Or maybe your problem was something else. KOffice’s weakest point (for me) is its import/export filters.
I tried to use the lastest KOffice (1.4x?) to save a rather simple expense-breakout spreadsheet to openoffice format. It seemed to work great but could not be read by openoffice.
I had the same problem going back and forth between gnumeric and OO. It turns out that I got much better results saving/importing in excel format than in trying to save/read directly in gnumeric or OO formats. I guess they are much better at understanding the ms format than anyone elses.
what about odf-support for firefox and co.?
wouldn’t it be great to be able to create a document and put it online “as is” without any modifications?
in my opinion, this would be another step towards becoming a truly universal document format, usable everywhere.

* TASK ITEM *
In the comments on KOffice and document formats, why did the person moving files between Gnumeric and OpenOffice choose Excel format? Answer in one to three sentences.

(Bounding box prediction data)
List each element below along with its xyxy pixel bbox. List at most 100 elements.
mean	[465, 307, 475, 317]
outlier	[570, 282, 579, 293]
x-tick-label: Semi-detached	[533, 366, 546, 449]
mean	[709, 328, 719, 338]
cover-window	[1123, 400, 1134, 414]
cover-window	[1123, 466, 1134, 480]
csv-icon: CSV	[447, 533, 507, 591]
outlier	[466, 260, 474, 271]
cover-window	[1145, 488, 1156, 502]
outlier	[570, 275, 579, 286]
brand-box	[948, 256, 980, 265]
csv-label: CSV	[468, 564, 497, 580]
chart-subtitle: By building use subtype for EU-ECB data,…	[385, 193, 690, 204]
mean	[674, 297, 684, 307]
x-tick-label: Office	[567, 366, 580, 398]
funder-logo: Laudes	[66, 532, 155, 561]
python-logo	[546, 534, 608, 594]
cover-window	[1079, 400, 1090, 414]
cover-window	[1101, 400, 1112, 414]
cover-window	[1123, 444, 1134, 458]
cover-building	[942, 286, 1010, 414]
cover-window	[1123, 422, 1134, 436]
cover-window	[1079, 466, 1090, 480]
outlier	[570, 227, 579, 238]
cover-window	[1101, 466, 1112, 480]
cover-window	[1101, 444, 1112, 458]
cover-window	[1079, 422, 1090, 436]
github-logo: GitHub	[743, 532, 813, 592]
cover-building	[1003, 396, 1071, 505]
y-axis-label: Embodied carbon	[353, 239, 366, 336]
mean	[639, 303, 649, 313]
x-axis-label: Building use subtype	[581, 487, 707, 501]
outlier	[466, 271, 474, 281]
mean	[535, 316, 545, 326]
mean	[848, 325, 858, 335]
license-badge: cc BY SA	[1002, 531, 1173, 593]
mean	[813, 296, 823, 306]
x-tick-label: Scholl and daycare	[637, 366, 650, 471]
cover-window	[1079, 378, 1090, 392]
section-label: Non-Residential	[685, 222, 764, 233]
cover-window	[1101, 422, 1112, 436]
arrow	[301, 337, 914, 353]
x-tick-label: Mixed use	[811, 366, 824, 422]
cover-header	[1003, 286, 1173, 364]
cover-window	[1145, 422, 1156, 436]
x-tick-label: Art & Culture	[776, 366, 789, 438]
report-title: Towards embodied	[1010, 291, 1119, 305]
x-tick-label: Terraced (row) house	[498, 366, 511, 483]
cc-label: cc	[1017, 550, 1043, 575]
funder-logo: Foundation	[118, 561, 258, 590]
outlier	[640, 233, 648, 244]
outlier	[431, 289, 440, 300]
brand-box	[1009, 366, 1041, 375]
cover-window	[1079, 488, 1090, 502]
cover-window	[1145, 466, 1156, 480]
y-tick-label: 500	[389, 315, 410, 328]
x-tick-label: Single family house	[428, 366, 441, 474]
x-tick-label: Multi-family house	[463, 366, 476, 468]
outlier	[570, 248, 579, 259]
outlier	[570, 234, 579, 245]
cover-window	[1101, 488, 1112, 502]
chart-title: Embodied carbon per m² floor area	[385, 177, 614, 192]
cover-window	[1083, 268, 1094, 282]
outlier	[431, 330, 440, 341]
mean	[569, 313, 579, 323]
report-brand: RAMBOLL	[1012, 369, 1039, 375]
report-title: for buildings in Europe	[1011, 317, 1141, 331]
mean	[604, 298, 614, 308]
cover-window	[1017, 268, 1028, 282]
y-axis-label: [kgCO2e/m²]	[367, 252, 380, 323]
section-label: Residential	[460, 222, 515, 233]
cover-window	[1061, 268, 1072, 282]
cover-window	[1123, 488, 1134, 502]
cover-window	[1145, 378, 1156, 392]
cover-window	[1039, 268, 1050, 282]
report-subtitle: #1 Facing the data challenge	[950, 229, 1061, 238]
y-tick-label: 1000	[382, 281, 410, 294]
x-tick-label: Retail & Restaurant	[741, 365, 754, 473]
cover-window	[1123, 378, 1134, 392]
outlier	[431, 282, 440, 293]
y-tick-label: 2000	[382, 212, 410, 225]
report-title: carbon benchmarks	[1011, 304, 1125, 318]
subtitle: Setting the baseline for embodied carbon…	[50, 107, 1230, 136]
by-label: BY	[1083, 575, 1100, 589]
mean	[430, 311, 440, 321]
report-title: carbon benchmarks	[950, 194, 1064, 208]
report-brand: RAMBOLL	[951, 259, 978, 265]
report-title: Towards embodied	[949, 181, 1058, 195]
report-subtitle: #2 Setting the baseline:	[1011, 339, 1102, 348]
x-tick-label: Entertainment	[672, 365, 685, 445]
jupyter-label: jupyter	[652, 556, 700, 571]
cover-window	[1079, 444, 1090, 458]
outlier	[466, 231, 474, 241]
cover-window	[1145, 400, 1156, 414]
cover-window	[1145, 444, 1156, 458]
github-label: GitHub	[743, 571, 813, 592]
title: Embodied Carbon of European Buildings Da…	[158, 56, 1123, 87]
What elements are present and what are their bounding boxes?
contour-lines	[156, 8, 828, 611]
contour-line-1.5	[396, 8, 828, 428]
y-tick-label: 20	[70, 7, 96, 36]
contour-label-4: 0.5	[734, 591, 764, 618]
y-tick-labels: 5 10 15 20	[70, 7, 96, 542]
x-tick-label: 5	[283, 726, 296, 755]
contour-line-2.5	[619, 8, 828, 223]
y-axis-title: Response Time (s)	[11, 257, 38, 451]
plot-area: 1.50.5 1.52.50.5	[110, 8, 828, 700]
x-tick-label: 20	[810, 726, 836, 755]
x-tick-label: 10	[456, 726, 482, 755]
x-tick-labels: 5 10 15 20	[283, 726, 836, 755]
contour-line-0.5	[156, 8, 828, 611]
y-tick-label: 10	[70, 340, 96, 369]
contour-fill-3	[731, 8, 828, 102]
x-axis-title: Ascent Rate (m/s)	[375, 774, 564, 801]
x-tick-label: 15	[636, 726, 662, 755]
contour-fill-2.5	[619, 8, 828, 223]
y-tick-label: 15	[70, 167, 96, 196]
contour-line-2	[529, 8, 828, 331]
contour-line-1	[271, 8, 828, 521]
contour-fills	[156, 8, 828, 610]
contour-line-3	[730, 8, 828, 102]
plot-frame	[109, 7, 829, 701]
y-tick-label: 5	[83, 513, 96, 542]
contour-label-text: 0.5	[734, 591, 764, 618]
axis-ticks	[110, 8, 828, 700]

* EXERCISE RESULT *
Saving and importing in Excel format gave much better results than saving or reading directly in the Gnumeric or OpenOffice formats. The commenter guesses that these programs understand the Microsoft format better than anyone else's.